(Data entries)
— START —

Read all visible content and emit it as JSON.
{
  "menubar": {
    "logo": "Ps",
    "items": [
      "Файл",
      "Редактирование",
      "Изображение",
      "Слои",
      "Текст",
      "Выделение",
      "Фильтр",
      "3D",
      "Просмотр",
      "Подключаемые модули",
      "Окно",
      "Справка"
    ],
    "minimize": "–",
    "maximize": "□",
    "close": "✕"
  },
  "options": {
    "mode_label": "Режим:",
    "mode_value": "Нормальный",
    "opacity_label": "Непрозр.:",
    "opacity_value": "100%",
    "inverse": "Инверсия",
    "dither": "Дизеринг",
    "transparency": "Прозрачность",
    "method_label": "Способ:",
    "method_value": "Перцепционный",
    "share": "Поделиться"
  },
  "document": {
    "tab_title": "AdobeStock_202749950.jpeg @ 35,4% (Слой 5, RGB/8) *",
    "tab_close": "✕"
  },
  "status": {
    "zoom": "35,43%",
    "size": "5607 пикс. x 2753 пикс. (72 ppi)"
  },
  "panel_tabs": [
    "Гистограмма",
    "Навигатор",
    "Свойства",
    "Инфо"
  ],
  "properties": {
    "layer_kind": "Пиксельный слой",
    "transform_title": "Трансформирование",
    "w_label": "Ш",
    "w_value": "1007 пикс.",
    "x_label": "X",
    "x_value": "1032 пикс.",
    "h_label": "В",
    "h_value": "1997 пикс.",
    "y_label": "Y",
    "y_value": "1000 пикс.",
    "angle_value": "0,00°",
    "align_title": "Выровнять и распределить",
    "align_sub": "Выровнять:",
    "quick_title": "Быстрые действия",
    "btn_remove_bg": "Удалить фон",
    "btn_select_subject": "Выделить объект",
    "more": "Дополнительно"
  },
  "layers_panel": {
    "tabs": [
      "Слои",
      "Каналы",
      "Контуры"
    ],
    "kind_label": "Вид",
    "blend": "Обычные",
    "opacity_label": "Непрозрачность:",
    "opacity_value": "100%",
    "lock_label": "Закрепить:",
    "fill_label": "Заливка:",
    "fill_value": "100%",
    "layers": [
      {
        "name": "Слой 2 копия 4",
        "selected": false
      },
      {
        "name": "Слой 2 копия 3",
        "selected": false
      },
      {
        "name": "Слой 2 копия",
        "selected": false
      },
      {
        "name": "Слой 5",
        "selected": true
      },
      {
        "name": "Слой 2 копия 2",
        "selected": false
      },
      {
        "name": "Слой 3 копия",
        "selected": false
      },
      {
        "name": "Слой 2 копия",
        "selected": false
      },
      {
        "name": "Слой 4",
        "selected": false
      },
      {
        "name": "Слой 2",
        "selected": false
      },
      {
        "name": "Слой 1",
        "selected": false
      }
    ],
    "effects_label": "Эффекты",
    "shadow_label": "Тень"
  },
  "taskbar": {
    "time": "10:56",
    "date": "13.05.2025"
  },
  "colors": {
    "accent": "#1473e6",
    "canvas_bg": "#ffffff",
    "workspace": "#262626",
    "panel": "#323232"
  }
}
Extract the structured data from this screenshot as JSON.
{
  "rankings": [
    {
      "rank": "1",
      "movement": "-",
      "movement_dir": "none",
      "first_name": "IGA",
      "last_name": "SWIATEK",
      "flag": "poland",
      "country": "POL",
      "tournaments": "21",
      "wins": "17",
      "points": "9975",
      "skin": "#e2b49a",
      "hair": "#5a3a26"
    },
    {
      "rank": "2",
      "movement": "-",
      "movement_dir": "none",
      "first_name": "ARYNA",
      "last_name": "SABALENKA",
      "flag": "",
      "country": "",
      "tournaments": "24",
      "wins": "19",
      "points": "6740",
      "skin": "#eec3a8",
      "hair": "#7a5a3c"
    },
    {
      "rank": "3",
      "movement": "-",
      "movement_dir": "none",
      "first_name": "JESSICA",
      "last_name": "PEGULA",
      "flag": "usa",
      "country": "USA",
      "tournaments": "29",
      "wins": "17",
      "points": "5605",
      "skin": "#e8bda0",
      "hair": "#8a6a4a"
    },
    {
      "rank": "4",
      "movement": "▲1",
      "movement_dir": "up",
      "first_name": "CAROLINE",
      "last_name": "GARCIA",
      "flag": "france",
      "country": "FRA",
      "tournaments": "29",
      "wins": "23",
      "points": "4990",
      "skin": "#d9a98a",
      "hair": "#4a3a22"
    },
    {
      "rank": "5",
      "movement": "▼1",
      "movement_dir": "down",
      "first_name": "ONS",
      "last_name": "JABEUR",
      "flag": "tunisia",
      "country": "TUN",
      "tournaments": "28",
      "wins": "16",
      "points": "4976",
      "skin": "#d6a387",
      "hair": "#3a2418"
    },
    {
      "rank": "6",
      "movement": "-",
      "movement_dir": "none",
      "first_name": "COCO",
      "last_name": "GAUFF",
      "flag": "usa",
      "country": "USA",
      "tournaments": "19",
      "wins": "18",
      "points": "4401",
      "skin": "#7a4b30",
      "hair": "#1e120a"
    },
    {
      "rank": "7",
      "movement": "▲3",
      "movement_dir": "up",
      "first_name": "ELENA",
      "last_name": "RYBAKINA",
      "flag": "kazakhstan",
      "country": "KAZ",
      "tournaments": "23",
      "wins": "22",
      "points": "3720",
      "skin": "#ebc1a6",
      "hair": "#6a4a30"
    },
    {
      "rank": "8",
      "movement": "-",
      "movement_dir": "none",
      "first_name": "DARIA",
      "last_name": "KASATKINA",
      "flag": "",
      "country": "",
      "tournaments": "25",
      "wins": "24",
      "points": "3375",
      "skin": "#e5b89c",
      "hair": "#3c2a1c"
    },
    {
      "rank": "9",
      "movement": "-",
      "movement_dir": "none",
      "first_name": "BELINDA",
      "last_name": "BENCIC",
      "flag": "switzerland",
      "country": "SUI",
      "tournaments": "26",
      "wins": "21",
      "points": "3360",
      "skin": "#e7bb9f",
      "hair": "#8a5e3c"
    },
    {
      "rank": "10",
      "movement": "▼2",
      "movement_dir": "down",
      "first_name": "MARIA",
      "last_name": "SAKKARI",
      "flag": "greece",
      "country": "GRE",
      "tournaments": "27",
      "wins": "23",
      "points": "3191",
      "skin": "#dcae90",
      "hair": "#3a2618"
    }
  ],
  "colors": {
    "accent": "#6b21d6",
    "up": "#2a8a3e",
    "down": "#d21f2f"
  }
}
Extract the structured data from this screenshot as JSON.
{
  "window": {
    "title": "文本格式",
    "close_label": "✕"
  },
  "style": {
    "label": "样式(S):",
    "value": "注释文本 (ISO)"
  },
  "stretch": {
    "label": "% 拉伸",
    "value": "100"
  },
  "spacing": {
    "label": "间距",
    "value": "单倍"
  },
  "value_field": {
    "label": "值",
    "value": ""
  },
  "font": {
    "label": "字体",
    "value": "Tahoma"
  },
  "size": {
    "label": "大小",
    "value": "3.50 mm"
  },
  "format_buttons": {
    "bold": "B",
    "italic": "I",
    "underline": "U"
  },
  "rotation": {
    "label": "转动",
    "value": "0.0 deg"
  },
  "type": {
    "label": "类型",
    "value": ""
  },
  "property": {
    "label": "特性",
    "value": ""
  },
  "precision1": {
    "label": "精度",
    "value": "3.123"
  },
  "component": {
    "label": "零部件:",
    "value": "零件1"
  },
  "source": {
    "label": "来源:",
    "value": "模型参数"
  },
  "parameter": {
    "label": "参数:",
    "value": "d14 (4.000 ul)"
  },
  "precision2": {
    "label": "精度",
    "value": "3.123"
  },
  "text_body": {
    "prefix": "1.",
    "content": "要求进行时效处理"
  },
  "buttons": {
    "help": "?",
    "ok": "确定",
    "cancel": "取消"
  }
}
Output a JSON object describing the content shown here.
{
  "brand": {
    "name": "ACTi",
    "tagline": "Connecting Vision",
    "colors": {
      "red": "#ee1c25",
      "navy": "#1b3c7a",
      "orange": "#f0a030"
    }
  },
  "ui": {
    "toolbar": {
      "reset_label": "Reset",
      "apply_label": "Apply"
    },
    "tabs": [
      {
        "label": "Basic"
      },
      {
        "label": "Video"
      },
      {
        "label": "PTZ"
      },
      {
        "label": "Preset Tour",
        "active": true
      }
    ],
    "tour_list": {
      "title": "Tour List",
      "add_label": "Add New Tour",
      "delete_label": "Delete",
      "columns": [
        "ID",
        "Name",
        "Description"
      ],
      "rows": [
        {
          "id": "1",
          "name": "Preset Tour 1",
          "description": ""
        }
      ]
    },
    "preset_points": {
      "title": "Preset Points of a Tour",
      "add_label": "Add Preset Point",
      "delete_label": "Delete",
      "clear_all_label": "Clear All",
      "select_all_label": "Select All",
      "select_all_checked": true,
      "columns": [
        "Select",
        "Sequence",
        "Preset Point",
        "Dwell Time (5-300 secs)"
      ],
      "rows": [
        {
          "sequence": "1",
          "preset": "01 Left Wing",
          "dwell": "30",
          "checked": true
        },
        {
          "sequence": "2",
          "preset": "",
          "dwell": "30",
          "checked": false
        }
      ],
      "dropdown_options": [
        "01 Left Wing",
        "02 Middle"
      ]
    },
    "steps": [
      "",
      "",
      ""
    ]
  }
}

— END —

WORK REQUIRED =>
What is the number of lines that hold the string "content"? Reply with that number alone.

FULL OUTPUT =>
3